▸ Task goal
Write the data out again, character for character, with no images.

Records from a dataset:
"""
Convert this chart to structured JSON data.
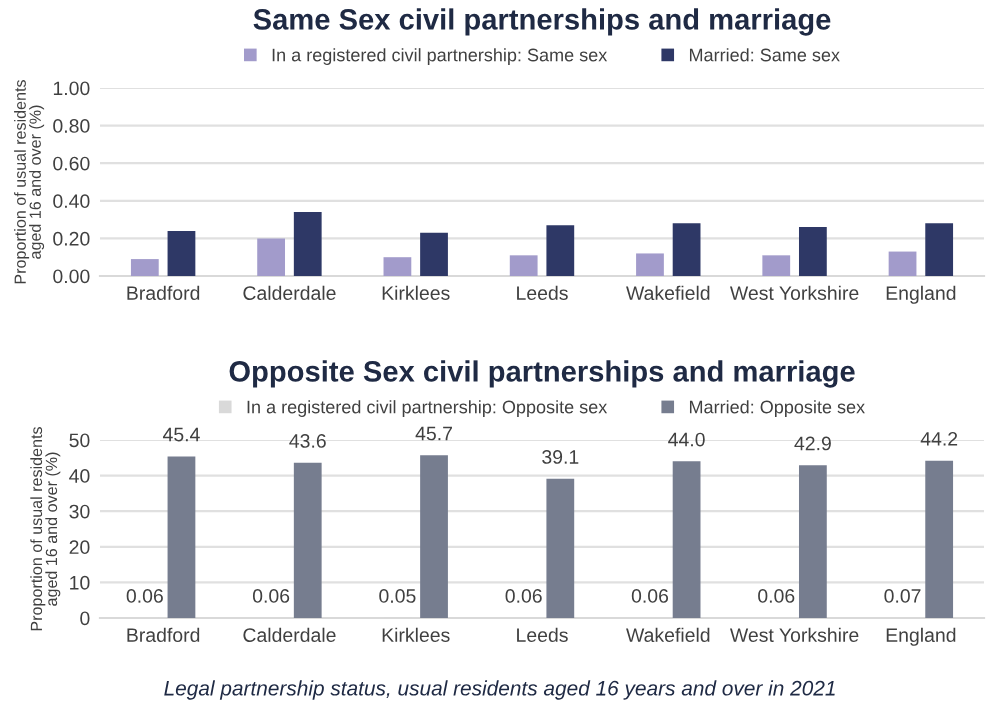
{
  "chart_data": [
    {
      "type": "bar",
      "title": "Same Sex civil partnerships and marriage",
      "ylabel": "Proportion of usual residents\naged 16 and over (%)",
      "categories": [
        "Bradford",
        "Calderdale",
        "Kirklees",
        "Leeds",
        "Wakefield",
        "West Yorkshire",
        "England"
      ],
      "series": [
        {
          "name": "In a registered civil partnership: Same sex",
          "color": "#a29bcb",
          "values": [
            0.09,
            0.2,
            0.1,
            0.11,
            0.12,
            0.11,
            0.13
          ]
        },
        {
          "name": "Married: Same sex",
          "color": "#2e3866",
          "values": [
            0.24,
            0.34,
            0.23,
            0.27,
            0.28,
            0.26,
            0.28
          ]
        }
      ],
      "ylim": [
        0,
        1.0
      ],
      "yticks": [
        {
          "value": 0,
          "label": "0.00"
        },
        {
          "value": 0.2,
          "label": "0.20"
        },
        {
          "value": 0.4,
          "label": "0.40"
        },
        {
          "value": 0.6,
          "label": "0.60"
        },
        {
          "value": 0.8,
          "label": "0.80"
        },
        {
          "value": 1.0,
          "label": "1.00"
        }
      ],
      "grid": "y",
      "legend": "top"
    },
    {
      "type": "bar",
      "title": "Opposite Sex civil partnerships and marriage",
      "ylabel": "Proportion of usual residents\naged 16 and over (%)",
      "categories": [
        "Bradford",
        "Calderdale",
        "Kirklees",
        "Leeds",
        "Wakefield",
        "West Yorkshire",
        "England"
      ],
      "series": [
        {
          "name": "In a registered civil partnership: Opposite sex",
          "color": "#d9d9d9",
          "values": [
            0.06,
            0.06,
            0.05,
            0.06,
            0.06,
            0.06,
            0.07
          ],
          "value_labels": [
            "0.06",
            "0.06",
            "0.05",
            "0.06",
            "0.06",
            "0.06",
            "0.07"
          ]
        },
        {
          "name": "Married: Opposite sex",
          "color": "#767d8f",
          "values": [
            45.4,
            43.6,
            45.7,
            39.1,
            44.0,
            42.9,
            44.2
          ],
          "value_labels": [
            "45.4",
            "43.6",
            "45.7",
            "39.1",
            "44.0",
            "42.9",
            "44.2"
          ]
        }
      ],
      "ylim": [
        0,
        50
      ],
      "yticks": [
        0,
        10,
        20,
        30,
        40,
        50
      ],
      "grid": "y",
      "legend": "top",
      "annotations": [
        "Legal partnership status, usual residents aged 16 years and over in 2021"
      ]
    }
  ]
}
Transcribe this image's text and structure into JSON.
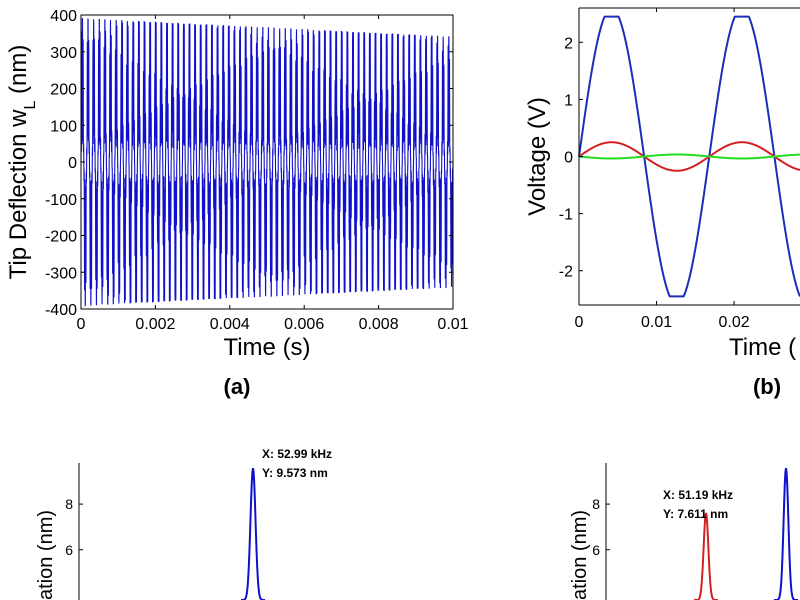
{
  "chart_data": [
    {
      "type": "line",
      "caption": "(a)",
      "xlabel": "Time (s)",
      "ylabel_main": "Tip Deflection w",
      "ylabel_sub": "L",
      "ylabel_unit": " (nm)",
      "xlim": [
        0,
        0.01
      ],
      "ylim": [
        -400,
        400
      ],
      "xticks": [
        0,
        0.002,
        0.004,
        0.006,
        0.008,
        0.01
      ],
      "xtick_labels": [
        "0",
        "0.002",
        "0.004",
        "0.006",
        "0.008",
        "0.01"
      ],
      "yticks": [
        -400,
        -300,
        -200,
        -100,
        0,
        100,
        200,
        300,
        400
      ],
      "ytick_labels": [
        "-400",
        "-300",
        "-200",
        "-100",
        "0",
        "100",
        "200",
        "300",
        "400"
      ],
      "series": [
        {
          "color": "#1111cc",
          "amplitude_start": 390,
          "amplitude_end": 340,
          "fundamental_hz": 6600,
          "modulation_hz": 53000,
          "modulation_fraction": 0.45
        }
      ]
    },
    {
      "type": "line",
      "caption": "(b)",
      "xlabel": "Time (",
      "ylabel": "Voltage (V)",
      "xlim": [
        0,
        0.0285
      ],
      "ylim": [
        -2.6,
        2.6
      ],
      "xticks": [
        0,
        0.01,
        0.02
      ],
      "xtick_labels": [
        "0",
        "0.01",
        "0.02"
      ],
      "yticks": [
        -2,
        -1,
        0,
        1,
        2
      ],
      "ytick_labels": [
        "-2",
        "-1",
        "0",
        "1",
        "2"
      ],
      "series": [
        {
          "color": "#1a2fb8",
          "amplitude": 2.45,
          "period": 0.0168,
          "phase": 0
        },
        {
          "color": "#d42020",
          "amplitude": 0.25,
          "period": 0.0168,
          "phase": 0
        },
        {
          "color": "#22dd22",
          "amplitude": 0.035,
          "period": 0.0168,
          "phase": 3.14
        }
      ]
    },
    {
      "type": "line",
      "ylabel": "ation (nm)",
      "yticks": [
        6,
        8
      ],
      "ytick_labels": [
        "6",
        "8"
      ],
      "ylim": [
        3.8,
        9.8
      ],
      "series": [
        {
          "color": "#1111cc",
          "peak_x_khz": 52.99,
          "peak_y_nm": 9.573
        }
      ],
      "annotations": [
        {
          "color": "#1111cc",
          "line1": "X: 52.99 kHz",
          "line2": "Y: 9.573 nm"
        }
      ]
    },
    {
      "type": "line",
      "ylabel": "ation (nm)",
      "yticks": [
        6,
        8
      ],
      "ytick_labels": [
        "6",
        "8"
      ],
      "ylim": [
        3.8,
        9.8
      ],
      "series": [
        {
          "color": "#d42020",
          "peak_x_khz": 51.19,
          "peak_y_nm": 7.611
        },
        {
          "color": "#1111cc",
          "peak_y_nm": 9.573
        }
      ],
      "annotations": [
        {
          "color": "#d42020",
          "line1": "X: 51.19 kHz",
          "line2": "Y: 7.611 nm"
        }
      ]
    }
  ]
}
"""
▸ Correct answer
Convert this chart to structured JSON data.
{
  "chart_data": [
    {
      "type": "bar",
      "title": "Same Sex civil partnerships and marriage",
      "ylabel": "Proportion of usual residents\naged 16 and over (%)",
      "categories": [
        "Bradford",
        "Calderdale",
        "Kirklees",
        "Leeds",
        "Wakefield",
        "West Yorkshire",
        "England"
      ],
      "series": [
        {
          "name": "In a registered civil partnership: Same sex",
          "color": "#a29bcb",
          "values": [
            0.09,
            0.2,
            0.1,
            0.11,
            0.12,
            0.11,
            0.13
          ]
        },
        {
          "name": "Married: Same sex",
          "color": "#2e3866",
          "values": [
            0.24,
            0.34,
            0.23,
            0.27,
            0.28,
            0.26,
            0.28
          ]
        }
      ],
      "ylim": [
        0,
        1.0
      ],
      "yticks": [
        {
          "value": 0,
          "label": "0.00"
        },
        {
          "value": 0.2,
          "label": "0.20"
        },
        {
          "value": 0.4,
          "label": "0.40"
        },
        {
          "value": 0.6,
          "label": "0.60"
        },
        {
          "value": 0.8,
          "label": "0.80"
        },
        {
          "value": 1.0,
          "label": "1.00"
        }
      ],
      "grid": "y",
      "legend": "top"
    },
    {
      "type": "bar",
      "title": "Opposite Sex civil partnerships and marriage",
      "ylabel": "Proportion of usual residents\naged 16 and over (%)",
      "categories": [
        "Bradford",
        "Calderdale",
        "Kirklees",
        "Leeds",
        "Wakefield",
        "West Yorkshire",
        "England"
      ],
      "series": [
        {
          "name": "In a registered civil partnership: Opposite sex",
          "color": "#d9d9d9",
          "values": [
            0.06,
            0.06,
            0.05,
            0.06,
            0.06,
            0.06,
            0.07
          ],
          "value_labels": [
            "0.06",
            "0.06",
            "0.05",
            "0.06",
            "0.06",
            "0.06",
            "0.07"
          ]
        },
        {
          "name": "Married: Opposite sex",
          "color": "#767d8f",
          "values": [
            45.4,
            43.6,
            45.7,
            39.1,
            44.0,
            42.9,
            44.2
          ],
          "value_labels": [
            "45.4",
            "43.6",
            "45.7",
            "39.1",
            "44.0",
            "42.9",
            "44.2"
          ]
        }
      ],
      "ylim": [
        0,
        50
      ],
      "yticks": [
        0,
        10,
        20,
        30,
        40,
        50
      ],
      "grid": "y",
      "legend": "top",
      "annotations": [
        "Legal partnership status, usual residents aged 16 years and over in 2021"
      ]
    }
  ]
}
Transcribe this image's text and structure into JSON.
{
  "chart_data": [
    {
      "type": "line",
      "caption": "(a)",
      "xlabel": "Time (s)",
      "ylabel_main": "Tip Deflection w",
      "ylabel_sub": "L",
      "ylabel_unit": " (nm)",
      "xlim": [
        0,
        0.01
      ],
      "ylim": [
        -400,
        400
      ],
      "xticks": [
        0,
        0.002,
        0.004,
        0.006,
        0.008,
        0.01
      ],
      "xtick_labels": [
        "0",
        "0.002",
        "0.004",
        "0.006",
        "0.008",
        "0.01"
      ],
      "yticks": [
        -400,
        -300,
        -200,
        -100,
        0,
        100,
        200,
        300,
        400
      ],
      "ytick_labels": [
        "-400",
        "-300",
        "-200",
        "-100",
        "0",
        "100",
        "200",
        "300",
        "400"
      ],
      "series": [
        {
          "color": "#1111cc",
          "amplitude_start": 390,
          "amplitude_end": 340,
          "fundamental_hz": 6600,
          "modulation_hz": 53000,
          "modulation_fraction": 0.45
        }
      ]
    },
    {
      "type": "line",
      "caption": "(b)",
      "xlabel": "Time (",
      "ylabel": "Voltage (V)",
      "xlim": [
        0,
        0.0285
      ],
      "ylim": [
        -2.6,
        2.6
      ],
      "xticks": [
        0,
        0.01,
        0.02
      ],
      "xtick_labels": [
        "0",
        "0.01",
        "0.02"
      ],
      "yticks": [
        -2,
        -1,
        0,
        1,
        2
      ],
      "ytick_labels": [
        "-2",
        "-1",
        "0",
        "1",
        "2"
      ],
      "series": [
        {
          "color": "#1a2fb8",
          "amplitude": 2.45,
          "period": 0.0168,
          "phase": 0
        },
        {
          "color": "#d42020",
          "amplitude": 0.25,
          "period": 0.0168,
          "phase": 0
        },
        {
          "color": "#22dd22",
          "amplitude": 0.035,
          "period": 0.0168,
          "phase": 3.14
        }
      ]
    },
    {
      "type": "line",
      "ylabel": "ation (nm)",
      "yticks": [
        6,
        8
      ],
      "ytick_labels": [
        "6",
        "8"
      ],
      "ylim": [
        3.8,
        9.8
      ],
      "series": [
        {
          "color": "#1111cc",
          "peak_x_khz": 52.99,
          "peak_y_nm": 9.573
        }
      ],
      "annotations": [
        {
          "color": "#1111cc",
          "line1": "X: 52.99 kHz",
          "line2": "Y: 9.573 nm"
        }
      ]
    },
    {
      "type": "line",
      "ylabel": "ation (nm)",
      "yticks": [
        6,
        8
      ],
      "ytick_labels": [
        "6",
        "8"
      ],
      "ylim": [
        3.8,
        9.8
      ],
      "series": [
        {
          "color": "#d42020",
          "peak_x_khz": 51.19,
          "peak_y_nm": 7.611
        },
        {
          "color": "#1111cc",
          "peak_y_nm": 9.573
        }
      ],
      "annotations": [
        {
          "color": "#d42020",
          "line1": "X: 51.19 kHz",
          "line2": "Y: 7.611 nm"
        }
      ]
    }
  ]
}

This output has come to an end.